> **TASK REQUIREMENTS**: Your task is to copy every line of the records below that contains "винаги".

> **DATA EXCERPTS**:
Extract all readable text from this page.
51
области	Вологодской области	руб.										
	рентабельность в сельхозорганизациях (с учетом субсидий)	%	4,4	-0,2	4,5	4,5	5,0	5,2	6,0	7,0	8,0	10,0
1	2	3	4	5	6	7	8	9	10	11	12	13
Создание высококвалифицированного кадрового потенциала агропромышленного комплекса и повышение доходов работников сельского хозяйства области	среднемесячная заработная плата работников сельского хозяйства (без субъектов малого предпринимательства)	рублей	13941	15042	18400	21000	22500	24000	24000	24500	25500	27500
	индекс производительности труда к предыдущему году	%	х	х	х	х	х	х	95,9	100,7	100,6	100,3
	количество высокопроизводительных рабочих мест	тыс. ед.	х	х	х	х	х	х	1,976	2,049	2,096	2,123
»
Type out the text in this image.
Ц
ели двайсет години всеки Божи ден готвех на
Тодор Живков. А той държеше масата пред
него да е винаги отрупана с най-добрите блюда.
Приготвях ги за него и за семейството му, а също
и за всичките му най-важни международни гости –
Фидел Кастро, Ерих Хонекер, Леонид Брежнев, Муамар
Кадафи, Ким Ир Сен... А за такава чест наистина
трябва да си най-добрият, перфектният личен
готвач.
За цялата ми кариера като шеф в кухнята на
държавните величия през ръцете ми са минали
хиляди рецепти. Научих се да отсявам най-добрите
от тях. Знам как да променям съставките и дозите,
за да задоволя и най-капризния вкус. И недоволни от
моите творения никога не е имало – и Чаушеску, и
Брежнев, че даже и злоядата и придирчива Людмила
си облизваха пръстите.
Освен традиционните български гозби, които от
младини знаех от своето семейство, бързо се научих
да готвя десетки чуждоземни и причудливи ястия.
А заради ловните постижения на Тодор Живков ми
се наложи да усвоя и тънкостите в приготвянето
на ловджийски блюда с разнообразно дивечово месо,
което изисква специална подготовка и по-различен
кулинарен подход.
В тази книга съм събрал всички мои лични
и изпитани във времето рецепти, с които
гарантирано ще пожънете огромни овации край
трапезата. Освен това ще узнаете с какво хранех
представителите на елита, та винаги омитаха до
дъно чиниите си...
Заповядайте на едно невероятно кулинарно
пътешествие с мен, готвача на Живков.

> **RESULT**:
него да е винаги отрупана с най-добрите блюда.
представителите на елита, та винаги омитаха до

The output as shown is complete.